WRITTEN INSTRUCTION:
Gather every line in the material below that contains the string "value" and copy each one unchanged. Case counts.

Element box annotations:
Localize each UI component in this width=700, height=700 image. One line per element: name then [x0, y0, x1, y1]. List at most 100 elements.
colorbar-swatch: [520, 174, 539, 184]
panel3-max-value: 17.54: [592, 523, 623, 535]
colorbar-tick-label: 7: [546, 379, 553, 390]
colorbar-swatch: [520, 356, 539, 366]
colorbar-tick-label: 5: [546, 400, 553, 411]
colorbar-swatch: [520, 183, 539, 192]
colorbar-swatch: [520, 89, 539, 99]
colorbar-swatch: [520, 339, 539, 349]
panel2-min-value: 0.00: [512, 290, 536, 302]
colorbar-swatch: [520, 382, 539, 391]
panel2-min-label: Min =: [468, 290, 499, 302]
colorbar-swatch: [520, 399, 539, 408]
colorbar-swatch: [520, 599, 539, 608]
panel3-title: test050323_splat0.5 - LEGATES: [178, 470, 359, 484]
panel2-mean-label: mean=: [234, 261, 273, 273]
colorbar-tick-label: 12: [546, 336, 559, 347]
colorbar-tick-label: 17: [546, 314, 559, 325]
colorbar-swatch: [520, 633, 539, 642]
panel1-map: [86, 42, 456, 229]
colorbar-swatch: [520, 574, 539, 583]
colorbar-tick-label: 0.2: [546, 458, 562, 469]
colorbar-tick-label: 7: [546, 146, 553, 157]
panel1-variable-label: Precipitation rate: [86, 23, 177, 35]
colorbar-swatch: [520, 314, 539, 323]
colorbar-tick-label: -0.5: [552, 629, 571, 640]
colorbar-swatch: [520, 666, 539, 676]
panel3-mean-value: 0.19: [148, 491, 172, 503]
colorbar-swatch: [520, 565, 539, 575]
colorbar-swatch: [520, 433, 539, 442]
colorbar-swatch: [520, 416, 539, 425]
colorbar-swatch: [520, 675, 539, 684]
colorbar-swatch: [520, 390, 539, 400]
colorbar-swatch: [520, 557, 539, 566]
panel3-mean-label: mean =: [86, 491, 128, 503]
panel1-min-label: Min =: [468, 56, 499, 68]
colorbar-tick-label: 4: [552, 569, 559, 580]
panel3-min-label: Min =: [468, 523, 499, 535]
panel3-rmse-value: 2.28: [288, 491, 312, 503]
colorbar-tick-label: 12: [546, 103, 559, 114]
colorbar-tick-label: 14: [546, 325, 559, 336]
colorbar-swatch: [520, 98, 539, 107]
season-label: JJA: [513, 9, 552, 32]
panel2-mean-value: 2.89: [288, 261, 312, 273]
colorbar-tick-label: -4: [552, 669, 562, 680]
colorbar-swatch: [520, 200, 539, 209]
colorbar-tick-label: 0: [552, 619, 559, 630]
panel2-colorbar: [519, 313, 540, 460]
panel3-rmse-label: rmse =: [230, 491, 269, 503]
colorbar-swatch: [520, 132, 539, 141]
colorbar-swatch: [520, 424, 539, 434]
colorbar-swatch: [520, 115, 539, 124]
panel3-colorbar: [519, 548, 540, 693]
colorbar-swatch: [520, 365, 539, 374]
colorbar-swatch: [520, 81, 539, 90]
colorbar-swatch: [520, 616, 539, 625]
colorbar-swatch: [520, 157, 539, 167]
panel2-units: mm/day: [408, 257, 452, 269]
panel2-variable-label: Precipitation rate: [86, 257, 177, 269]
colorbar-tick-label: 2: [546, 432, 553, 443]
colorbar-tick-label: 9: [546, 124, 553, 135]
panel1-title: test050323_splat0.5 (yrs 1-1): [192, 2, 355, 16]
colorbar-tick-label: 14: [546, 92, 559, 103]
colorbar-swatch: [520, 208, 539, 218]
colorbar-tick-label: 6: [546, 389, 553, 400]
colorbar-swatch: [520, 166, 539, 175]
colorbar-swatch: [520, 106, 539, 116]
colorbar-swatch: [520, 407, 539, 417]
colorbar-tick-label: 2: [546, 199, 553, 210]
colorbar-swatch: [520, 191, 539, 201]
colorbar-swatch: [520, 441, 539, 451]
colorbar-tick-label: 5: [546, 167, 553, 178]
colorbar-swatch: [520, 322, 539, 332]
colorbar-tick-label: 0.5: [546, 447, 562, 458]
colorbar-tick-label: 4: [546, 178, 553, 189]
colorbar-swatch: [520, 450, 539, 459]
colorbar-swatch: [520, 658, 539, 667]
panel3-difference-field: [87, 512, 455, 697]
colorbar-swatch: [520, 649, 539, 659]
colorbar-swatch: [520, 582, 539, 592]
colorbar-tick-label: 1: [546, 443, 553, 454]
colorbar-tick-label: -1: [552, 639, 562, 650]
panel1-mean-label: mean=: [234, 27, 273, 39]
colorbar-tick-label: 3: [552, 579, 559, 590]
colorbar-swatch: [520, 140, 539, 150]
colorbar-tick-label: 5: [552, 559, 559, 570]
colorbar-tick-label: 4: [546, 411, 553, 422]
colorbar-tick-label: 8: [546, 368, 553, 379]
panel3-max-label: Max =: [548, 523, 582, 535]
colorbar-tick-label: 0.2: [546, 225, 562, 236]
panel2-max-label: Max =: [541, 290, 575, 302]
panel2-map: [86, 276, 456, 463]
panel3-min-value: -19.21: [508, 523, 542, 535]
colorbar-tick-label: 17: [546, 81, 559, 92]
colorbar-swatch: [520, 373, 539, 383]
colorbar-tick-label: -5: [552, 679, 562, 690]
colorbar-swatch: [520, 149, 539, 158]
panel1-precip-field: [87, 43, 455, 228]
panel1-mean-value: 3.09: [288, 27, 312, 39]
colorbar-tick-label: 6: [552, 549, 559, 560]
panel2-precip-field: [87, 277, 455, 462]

TASK OUTPUT:
panel3-max-value: 17.54: [592, 523, 623, 535]
panel2-min-value: 0.00: [512, 290, 536, 302]
panel3-mean-value: 0.19: [148, 491, 172, 503]
panel3-rmse-value: 2.28: [288, 491, 312, 503]
panel2-mean-value: 2.89: [288, 261, 312, 273]
panel3-min-value: -19.21: [508, 523, 542, 535]
panel1-mean-value: 3.09: [288, 27, 312, 39]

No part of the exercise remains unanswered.